▸ Written task
Go through the data below. List every line that holds the word "Další".

━━ Material for this exercise ━━

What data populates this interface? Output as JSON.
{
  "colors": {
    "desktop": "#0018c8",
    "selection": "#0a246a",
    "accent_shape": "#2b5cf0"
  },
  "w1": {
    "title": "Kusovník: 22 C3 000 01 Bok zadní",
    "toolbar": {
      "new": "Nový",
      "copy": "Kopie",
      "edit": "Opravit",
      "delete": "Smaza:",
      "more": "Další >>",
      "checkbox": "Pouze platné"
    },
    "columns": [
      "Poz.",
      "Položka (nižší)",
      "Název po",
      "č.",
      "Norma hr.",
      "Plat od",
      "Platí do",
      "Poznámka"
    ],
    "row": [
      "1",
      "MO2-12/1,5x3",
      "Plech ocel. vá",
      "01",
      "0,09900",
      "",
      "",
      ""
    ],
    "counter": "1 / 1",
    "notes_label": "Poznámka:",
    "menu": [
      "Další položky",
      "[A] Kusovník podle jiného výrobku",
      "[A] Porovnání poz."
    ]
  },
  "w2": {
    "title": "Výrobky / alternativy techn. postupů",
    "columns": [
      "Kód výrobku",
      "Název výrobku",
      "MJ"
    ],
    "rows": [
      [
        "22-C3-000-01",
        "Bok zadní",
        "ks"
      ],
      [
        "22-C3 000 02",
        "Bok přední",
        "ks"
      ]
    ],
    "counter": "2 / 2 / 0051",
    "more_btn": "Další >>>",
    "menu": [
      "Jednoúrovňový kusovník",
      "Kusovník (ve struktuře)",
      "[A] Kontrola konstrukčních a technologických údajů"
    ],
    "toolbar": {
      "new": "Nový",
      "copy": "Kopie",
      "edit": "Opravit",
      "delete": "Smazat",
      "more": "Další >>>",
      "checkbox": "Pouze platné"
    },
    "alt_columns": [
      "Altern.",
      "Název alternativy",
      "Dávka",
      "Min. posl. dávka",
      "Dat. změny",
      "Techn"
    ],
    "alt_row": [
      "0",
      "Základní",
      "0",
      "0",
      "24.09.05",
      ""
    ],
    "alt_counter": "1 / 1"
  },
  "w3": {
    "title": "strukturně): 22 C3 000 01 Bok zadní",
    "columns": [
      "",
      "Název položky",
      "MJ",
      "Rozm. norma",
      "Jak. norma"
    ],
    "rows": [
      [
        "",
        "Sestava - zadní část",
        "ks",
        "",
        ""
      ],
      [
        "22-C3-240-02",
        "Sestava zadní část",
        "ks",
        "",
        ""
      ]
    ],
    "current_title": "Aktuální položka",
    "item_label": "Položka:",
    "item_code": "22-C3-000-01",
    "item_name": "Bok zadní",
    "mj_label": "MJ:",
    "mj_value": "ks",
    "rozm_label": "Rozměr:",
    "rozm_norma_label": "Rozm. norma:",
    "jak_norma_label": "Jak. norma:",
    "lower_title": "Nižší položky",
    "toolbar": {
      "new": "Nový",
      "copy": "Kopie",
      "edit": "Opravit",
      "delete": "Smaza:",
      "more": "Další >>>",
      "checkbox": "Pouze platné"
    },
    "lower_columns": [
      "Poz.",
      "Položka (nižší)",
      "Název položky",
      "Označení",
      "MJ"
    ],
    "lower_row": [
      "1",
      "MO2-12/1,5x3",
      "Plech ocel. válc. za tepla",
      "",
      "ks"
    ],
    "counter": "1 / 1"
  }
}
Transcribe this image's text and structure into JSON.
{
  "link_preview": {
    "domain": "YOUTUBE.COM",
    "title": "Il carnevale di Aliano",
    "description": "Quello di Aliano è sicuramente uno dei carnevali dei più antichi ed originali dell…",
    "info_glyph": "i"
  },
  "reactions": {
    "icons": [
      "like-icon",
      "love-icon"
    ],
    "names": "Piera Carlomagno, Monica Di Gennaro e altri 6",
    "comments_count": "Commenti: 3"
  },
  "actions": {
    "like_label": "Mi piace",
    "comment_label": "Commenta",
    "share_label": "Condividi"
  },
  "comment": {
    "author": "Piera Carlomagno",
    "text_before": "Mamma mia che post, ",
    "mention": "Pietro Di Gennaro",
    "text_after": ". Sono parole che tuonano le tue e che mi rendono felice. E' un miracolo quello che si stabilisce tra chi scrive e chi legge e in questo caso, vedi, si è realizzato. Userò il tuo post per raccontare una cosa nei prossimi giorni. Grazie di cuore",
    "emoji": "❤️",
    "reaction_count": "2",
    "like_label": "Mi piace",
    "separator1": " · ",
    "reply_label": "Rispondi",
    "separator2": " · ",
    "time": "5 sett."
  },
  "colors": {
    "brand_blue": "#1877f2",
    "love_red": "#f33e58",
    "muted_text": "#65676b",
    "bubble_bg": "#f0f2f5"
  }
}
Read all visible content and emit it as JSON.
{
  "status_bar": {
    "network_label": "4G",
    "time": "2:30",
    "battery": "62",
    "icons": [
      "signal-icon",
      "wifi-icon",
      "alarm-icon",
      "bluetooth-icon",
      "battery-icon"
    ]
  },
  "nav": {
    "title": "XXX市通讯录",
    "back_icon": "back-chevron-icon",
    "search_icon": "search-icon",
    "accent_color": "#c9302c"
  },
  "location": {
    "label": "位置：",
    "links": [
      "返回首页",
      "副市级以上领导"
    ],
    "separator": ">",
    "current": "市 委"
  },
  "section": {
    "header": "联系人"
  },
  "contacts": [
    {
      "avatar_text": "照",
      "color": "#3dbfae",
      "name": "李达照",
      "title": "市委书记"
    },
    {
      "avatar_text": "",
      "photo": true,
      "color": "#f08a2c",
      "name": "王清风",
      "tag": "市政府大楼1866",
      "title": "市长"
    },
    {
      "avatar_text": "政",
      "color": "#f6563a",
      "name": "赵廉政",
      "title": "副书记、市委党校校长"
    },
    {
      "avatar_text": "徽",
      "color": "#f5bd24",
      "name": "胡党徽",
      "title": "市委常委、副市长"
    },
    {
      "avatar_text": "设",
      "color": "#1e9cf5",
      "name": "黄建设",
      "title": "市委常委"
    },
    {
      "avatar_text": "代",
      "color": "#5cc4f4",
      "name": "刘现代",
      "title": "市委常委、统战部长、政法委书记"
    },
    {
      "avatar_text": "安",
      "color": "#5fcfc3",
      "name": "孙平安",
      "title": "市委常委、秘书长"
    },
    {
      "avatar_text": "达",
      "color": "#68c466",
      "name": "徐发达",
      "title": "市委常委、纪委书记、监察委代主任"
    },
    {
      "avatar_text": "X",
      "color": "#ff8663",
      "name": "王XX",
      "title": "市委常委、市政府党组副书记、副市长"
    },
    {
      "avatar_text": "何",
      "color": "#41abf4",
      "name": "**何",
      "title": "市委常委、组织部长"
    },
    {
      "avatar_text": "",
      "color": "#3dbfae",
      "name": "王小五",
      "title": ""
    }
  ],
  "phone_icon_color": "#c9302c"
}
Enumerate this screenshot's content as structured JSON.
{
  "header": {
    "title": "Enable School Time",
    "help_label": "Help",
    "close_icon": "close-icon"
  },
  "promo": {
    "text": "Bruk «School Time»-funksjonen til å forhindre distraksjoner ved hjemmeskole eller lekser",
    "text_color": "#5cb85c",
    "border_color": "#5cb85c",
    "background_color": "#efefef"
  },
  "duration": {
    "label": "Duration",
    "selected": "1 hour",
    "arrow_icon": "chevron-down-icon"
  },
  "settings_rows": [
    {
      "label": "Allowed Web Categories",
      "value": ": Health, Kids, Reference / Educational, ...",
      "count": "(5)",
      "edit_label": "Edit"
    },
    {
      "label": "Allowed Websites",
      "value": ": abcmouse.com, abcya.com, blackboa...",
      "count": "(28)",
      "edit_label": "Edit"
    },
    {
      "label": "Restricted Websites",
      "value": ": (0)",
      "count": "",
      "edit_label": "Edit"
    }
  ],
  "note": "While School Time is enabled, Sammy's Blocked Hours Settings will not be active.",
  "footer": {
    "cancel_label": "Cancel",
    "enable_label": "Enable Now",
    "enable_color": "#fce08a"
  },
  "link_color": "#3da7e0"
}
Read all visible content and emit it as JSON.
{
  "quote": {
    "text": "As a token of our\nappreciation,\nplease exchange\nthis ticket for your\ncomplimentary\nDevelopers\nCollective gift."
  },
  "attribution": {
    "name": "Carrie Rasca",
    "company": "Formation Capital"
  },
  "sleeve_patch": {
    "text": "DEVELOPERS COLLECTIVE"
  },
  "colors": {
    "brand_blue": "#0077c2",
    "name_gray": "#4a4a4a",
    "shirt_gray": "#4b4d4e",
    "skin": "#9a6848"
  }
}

━━━

▸ Reply
      "more": "Další >>",
      "Další položky",
    "more_btn": "Další >>>",
      "more": "Další >>>",
      "more": "Další >>>",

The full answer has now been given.